EXERCISE REQUIREMENTS —
Only lines holding the word "this" should be copied from the material.

Records contained in a dataset

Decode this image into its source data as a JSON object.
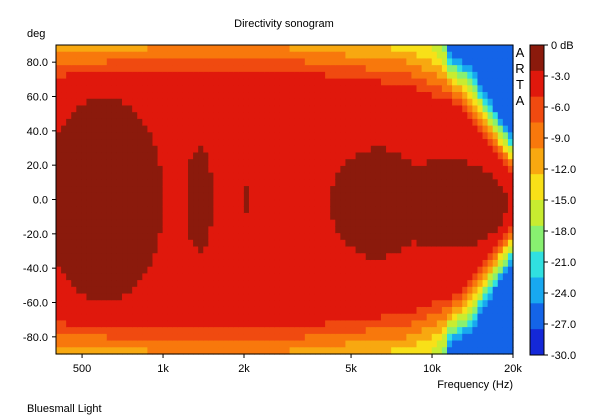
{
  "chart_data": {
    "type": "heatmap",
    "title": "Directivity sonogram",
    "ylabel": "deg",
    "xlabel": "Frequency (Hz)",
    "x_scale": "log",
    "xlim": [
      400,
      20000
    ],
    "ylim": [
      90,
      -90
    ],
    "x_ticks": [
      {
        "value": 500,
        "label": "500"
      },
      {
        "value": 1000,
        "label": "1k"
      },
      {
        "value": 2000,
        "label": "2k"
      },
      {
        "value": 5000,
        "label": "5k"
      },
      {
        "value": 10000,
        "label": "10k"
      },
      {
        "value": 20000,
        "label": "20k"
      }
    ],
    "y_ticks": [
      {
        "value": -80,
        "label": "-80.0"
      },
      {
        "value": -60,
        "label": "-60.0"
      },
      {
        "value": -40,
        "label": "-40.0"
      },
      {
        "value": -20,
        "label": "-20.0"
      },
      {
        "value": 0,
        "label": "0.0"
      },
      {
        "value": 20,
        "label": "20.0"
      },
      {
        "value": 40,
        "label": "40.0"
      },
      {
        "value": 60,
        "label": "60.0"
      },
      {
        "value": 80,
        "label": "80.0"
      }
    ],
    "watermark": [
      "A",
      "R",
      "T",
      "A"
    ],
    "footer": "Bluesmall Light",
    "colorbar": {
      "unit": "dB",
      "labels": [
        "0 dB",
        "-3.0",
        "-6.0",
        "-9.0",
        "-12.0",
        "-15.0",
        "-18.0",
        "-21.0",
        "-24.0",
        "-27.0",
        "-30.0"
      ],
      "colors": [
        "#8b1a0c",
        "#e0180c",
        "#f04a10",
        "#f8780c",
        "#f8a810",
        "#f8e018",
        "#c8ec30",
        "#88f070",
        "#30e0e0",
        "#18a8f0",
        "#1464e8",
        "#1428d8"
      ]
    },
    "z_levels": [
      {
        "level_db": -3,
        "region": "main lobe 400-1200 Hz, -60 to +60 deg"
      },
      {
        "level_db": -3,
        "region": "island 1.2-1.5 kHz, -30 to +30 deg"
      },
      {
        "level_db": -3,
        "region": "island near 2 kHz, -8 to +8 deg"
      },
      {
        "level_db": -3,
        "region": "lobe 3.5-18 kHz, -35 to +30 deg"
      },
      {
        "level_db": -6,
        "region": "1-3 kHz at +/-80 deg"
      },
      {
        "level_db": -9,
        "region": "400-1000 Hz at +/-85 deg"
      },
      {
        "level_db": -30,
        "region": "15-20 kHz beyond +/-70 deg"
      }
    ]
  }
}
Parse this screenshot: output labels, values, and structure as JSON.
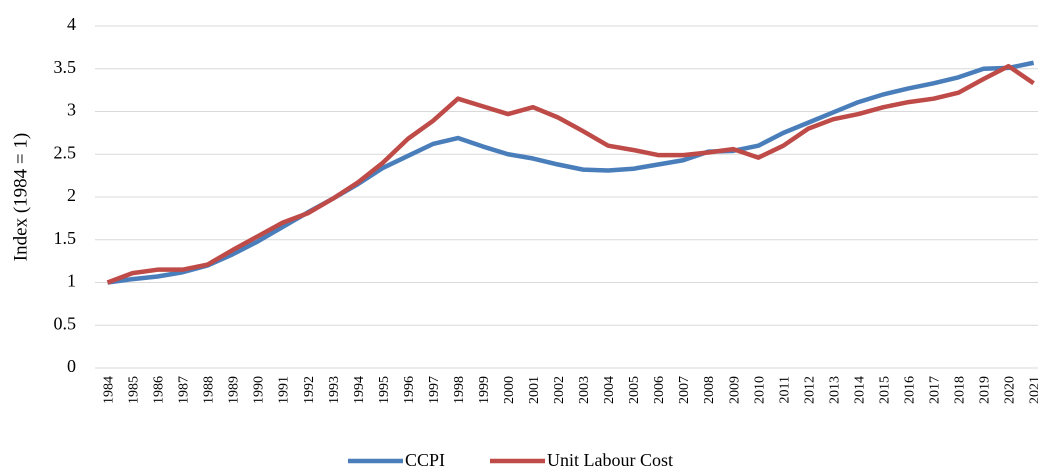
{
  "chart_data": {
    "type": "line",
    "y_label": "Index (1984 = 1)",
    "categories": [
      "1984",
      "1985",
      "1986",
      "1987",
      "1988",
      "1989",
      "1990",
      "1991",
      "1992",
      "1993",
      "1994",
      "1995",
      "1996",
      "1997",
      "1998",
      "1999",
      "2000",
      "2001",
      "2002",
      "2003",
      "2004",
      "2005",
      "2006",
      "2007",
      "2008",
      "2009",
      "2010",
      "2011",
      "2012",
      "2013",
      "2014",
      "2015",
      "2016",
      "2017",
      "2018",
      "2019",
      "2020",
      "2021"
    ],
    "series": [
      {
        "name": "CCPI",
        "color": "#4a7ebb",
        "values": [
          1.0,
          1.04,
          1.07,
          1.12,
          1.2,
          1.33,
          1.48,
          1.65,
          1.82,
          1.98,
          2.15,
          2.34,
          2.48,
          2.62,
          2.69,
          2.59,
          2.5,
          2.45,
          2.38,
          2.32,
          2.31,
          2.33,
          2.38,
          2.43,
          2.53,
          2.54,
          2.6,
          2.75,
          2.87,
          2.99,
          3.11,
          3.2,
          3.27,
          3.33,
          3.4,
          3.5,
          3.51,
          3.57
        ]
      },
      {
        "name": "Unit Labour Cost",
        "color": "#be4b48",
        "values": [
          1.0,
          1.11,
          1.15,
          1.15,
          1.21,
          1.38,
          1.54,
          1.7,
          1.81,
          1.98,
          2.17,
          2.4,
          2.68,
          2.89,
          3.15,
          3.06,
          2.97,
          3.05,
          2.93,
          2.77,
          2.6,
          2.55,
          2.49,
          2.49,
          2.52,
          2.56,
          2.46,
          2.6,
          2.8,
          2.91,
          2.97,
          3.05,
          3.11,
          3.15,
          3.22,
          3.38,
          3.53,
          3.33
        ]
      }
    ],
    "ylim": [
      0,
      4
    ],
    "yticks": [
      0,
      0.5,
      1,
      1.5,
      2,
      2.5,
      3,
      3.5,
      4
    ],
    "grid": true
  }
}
---
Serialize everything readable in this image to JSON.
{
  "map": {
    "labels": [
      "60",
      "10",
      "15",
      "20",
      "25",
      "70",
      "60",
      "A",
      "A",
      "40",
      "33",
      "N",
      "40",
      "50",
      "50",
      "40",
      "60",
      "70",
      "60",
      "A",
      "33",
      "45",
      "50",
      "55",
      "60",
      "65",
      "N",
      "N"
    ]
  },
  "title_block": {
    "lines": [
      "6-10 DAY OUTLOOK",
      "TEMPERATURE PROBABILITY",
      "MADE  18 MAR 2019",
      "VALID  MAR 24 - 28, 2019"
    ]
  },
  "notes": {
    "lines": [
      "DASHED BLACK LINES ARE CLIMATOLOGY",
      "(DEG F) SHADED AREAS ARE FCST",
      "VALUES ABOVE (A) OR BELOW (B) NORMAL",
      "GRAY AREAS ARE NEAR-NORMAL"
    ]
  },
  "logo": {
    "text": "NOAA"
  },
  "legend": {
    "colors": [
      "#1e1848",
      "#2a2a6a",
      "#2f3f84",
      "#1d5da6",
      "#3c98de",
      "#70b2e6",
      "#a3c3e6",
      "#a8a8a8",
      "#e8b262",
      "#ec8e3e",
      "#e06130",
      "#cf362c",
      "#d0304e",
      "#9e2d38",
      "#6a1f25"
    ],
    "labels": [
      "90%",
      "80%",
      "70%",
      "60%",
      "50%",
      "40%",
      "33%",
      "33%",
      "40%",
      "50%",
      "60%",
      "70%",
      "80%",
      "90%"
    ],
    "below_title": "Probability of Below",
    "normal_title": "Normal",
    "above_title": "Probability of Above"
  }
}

COMPLETED EXERCISE —
Decode this image into its source data as a JSON object.
Parse this screenshot: output labels, values, and structure as JSON.
Serialize everything readable in this image to JSON.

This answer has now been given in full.